Provided data:

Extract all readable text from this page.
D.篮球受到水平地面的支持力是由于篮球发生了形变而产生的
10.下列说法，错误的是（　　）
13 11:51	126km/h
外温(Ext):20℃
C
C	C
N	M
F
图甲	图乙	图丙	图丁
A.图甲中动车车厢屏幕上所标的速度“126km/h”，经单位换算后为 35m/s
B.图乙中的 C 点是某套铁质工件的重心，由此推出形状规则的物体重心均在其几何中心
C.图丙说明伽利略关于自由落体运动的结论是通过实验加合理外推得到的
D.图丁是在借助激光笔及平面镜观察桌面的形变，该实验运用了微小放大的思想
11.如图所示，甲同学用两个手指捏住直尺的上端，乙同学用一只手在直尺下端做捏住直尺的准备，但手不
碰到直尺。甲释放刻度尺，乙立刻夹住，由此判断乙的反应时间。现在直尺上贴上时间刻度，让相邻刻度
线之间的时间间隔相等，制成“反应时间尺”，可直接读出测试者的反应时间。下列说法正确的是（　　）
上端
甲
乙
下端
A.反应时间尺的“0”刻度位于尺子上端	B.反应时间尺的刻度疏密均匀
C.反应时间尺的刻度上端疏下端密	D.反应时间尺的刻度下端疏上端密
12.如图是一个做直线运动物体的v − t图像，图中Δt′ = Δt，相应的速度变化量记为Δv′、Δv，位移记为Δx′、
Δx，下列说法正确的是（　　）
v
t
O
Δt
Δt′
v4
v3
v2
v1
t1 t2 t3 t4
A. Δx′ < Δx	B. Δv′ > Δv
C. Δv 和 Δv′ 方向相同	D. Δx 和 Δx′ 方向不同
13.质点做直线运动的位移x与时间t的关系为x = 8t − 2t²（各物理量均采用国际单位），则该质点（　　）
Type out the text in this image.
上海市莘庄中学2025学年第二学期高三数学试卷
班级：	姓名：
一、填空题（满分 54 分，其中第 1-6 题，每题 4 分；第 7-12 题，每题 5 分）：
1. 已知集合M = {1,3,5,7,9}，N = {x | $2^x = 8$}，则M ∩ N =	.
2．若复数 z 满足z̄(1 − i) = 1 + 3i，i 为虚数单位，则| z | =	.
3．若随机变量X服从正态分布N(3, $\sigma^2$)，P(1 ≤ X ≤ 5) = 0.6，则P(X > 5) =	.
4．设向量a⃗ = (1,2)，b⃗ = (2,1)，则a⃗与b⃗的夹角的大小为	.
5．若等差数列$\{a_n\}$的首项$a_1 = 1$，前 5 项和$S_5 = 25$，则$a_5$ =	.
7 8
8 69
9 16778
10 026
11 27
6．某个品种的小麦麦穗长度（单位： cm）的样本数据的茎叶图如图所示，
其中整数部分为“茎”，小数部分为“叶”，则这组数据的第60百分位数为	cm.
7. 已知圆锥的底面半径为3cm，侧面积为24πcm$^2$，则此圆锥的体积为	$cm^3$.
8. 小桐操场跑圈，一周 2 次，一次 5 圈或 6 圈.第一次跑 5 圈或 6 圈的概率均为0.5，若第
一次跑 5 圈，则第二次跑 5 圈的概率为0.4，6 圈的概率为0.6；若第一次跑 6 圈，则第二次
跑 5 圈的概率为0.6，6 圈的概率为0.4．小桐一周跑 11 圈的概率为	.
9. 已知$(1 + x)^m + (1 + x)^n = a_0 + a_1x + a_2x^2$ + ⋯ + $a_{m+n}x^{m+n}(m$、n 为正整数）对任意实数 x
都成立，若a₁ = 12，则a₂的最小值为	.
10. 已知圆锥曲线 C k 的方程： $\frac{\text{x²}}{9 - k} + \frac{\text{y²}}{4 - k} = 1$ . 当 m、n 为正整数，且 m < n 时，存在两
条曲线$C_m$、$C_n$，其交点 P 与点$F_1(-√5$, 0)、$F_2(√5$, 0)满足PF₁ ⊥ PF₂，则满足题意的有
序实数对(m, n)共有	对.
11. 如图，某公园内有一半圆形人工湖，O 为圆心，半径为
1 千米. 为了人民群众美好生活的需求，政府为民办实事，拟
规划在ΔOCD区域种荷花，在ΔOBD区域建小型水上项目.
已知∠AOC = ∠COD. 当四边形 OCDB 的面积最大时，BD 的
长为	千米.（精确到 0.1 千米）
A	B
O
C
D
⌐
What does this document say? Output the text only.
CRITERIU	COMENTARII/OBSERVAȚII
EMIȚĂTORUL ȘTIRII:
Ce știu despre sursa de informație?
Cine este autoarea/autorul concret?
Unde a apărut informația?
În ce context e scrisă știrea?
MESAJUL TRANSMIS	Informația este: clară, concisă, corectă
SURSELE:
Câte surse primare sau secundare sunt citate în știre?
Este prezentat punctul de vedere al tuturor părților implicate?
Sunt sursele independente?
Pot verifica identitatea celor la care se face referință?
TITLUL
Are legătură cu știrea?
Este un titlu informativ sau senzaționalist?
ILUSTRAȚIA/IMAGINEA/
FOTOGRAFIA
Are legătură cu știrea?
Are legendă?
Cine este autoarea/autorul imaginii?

Stated exercise:
Look through the records above and report how many lines hold the word "autorul", giving only the number.

Output below:
2